* Start Provided entries *
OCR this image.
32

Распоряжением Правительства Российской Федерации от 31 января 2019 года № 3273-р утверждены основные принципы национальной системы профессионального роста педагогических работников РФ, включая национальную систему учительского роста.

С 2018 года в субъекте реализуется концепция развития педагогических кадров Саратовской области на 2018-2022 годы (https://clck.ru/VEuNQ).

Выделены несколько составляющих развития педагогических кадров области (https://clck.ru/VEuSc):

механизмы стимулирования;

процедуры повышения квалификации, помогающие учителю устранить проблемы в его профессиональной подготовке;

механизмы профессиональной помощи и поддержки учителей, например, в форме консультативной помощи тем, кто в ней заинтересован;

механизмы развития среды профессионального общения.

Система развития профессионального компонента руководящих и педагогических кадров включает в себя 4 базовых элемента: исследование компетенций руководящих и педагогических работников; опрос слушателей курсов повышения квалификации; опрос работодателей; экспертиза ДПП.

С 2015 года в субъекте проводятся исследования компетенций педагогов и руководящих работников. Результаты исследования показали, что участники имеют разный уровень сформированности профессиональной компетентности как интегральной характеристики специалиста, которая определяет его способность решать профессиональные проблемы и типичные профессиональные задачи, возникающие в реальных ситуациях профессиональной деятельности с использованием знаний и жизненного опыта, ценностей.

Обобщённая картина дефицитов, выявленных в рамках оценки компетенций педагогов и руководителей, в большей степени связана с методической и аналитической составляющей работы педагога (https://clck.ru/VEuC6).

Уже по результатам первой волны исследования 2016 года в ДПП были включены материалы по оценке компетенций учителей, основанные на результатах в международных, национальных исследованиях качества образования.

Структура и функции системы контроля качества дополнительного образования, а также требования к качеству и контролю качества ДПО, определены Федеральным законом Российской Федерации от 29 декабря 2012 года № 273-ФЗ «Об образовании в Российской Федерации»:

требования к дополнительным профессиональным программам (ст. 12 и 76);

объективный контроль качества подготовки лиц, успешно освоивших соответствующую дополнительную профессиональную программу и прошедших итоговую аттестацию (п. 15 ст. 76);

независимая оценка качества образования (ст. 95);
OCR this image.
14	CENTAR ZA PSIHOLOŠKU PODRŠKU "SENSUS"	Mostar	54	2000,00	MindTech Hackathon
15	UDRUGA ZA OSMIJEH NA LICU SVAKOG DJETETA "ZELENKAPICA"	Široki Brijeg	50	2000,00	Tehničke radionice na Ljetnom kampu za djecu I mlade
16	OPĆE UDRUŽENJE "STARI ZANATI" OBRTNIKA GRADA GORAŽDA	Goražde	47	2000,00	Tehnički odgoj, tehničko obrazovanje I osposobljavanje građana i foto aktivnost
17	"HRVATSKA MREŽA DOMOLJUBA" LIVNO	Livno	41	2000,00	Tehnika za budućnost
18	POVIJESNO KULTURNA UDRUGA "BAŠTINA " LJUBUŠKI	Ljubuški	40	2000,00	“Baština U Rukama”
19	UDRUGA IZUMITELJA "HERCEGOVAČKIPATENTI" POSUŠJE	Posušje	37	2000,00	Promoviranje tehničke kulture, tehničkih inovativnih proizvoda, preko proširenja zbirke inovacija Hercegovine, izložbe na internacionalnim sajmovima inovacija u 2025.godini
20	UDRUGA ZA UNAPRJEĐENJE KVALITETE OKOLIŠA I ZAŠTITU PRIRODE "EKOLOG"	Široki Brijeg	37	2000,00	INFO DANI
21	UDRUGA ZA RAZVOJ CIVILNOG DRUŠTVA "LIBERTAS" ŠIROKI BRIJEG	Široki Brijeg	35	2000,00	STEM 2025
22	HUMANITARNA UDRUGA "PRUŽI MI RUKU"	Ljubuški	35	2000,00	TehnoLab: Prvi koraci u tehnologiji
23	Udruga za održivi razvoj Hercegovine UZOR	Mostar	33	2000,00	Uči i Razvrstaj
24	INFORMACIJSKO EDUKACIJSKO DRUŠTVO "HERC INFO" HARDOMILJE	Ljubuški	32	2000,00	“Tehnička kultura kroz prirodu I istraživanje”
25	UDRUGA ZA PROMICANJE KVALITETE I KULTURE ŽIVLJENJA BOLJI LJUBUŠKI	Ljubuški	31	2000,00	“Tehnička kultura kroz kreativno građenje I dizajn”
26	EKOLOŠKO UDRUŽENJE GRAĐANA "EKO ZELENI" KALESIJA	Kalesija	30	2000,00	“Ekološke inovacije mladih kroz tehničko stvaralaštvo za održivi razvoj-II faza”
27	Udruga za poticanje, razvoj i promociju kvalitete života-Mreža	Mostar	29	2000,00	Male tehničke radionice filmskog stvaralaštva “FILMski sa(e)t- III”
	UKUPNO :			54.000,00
* End Provided entries *
- [The request]
Could you transcribe the records in full, exactly?

- [Output of the task]
OCR this image.
32

Распоряжением Правительства Российской Федерации от 31 января 2019 года № 3273-р утверждены основные принципы национальной системы профессионального роста педагогических работников РФ, включая национальную систему учительского роста.

С 2018 года в субъекте реализуется концепция развития педагогических кадров Саратовской области на 2018-2022 годы (https://clck.ru/VEuNQ).

Выделены несколько составляющих развития педагогических кадров области (https://clck.ru/VEuSc):

механизмы стимулирования;

процедуры повышения квалификации, помогающие учителю устранить проблемы в его профессиональной подготовке;

механизмы профессиональной помощи и поддержки учителей, например, в форме консультативной помощи тем, кто в ней заинтересован;

механизмы развития среды профессионального общения.

Система развития профессионального компонента руководящих и педагогических кадров включает в себя 4 базовых элемента: исследование компетенций руководящих и педагогических работников; опрос слушателей курсов повышения квалификации; опрос работодателей; экспертиза ДПП.

С 2015 года в субъекте проводятся исследования компетенций педагогов и руководящих работников. Результаты исследования показали, что участники имеют разный уровень сформированности профессиональной компетентности как интегральной характеристики специалиста, которая определяет его способность решать профессиональные проблемы и типичные профессиональные задачи, возникающие в реальных ситуациях профессиональной деятельности с использованием знаний и жизненного опыта, ценностей.

Обобщённая картина дефицитов, выявленных в рамках оценки компетенций педагогов и руководителей, в большей степени связана с методической и аналитической составляющей работы педагога (https://clck.ru/VEuC6).

Уже по результатам первой волны исследования 2016 года в ДПП были включены материалы по оценке компетенций учителей, основанные на результатах в международных, национальных исследованиях качества образования.

Структура и функции системы контроля качества дополнительного образования, а также требования к качеству и контролю качества ДПО, определены Федеральным законом Российской Федерации от 29 декабря 2012 года № 273-ФЗ «Об образовании в Российской Федерации»:

требования к дополнительным профессиональным программам (ст. 12 и 76);

объективный контроль качества подготовки лиц, успешно освоивших соответствующую дополнительную профессиональную программу и прошедших итоговую аттестацию (п. 15 ст. 76);

независимая оценка качества образования (ст. 95);
OCR this image.
14	CENTAR ZA PSIHOLOŠKU PODRŠKU "SENSUS"	Mostar	54	2000,00	MindTech Hackathon
15	UDRUGA ZA OSMIJEH NA LICU SVAKOG DJETETA "ZELENKAPICA"	Široki Brijeg	50	2000,00	Tehničke radionice na Ljetnom kampu za djecu I mlade
16	OPĆE UDRUŽENJE "STARI ZANATI" OBRTNIKA GRADA GORAŽDA	Goražde	47	2000,00	Tehnički odgoj, tehničko obrazovanje I osposobljavanje građana i foto aktivnost
17	"HRVATSKA MREŽA DOMOLJUBA" LIVNO	Livno	41	2000,00	Tehnika za budućnost
18	POVIJESNO KULTURNA UDRUGA "BAŠTINA " LJUBUŠKI	Ljubuški	40	2000,00	“Baština U Rukama”
19	UDRUGA IZUMITELJA "HERCEGOVAČKIPATENTI" POSUŠJE	Posušje	37	2000,00	Promoviranje tehničke kulture, tehničkih inovativnih proizvoda, preko proširenja zbirke inovacija Hercegovine, izložbe na internacionalnim sajmovima inovacija u 2025.godini
20	UDRUGA ZA UNAPRJEĐENJE KVALITETE OKOLIŠA I ZAŠTITU PRIRODE "EKOLOG"	Široki Brijeg	37	2000,00	INFO DANI
21	UDRUGA ZA RAZVOJ CIVILNOG DRUŠTVA "LIBERTAS" ŠIROKI BRIJEG	Široki Brijeg	35	2000,00	STEM 2025
22	HUMANITARNA UDRUGA "PRUŽI MI RUKU"	Ljubuški	35	2000,00	TehnoLab: Prvi koraci u tehnologiji
23	Udruga za održivi razvoj Hercegovine UZOR	Mostar	33	2000,00	Uči i Razvrstaj
24	INFORMACIJSKO EDUKACIJSKO DRUŠTVO "HERC INFO" HARDOMILJE	Ljubuški	32	2000,00	“Tehnička kultura kroz prirodu I istraživanje”
25	UDRUGA ZA PROMICANJE KVALITETE I KULTURE ŽIVLJENJA BOLJI LJUBUŠKI	Ljubuški	31	2000,00	“Tehnička kultura kroz kreativno građenje I dizajn”
26	EKOLOŠKO UDRUŽENJE GRAĐANA "EKO ZELENI" KALESIJA	Kalesija	30	2000,00	“Ekološke inovacije mladih kroz tehničko stvaralaštvo za održivi razvoj-II faza”
27	Udruga za poticanje, razvoj i promociju kvalitete života-Mreža	Mostar	29	2000,00	Male tehničke radionice filmskog stvaralaštva “FILMski sa(e)t- III”
	UKUPNO :			54.000,00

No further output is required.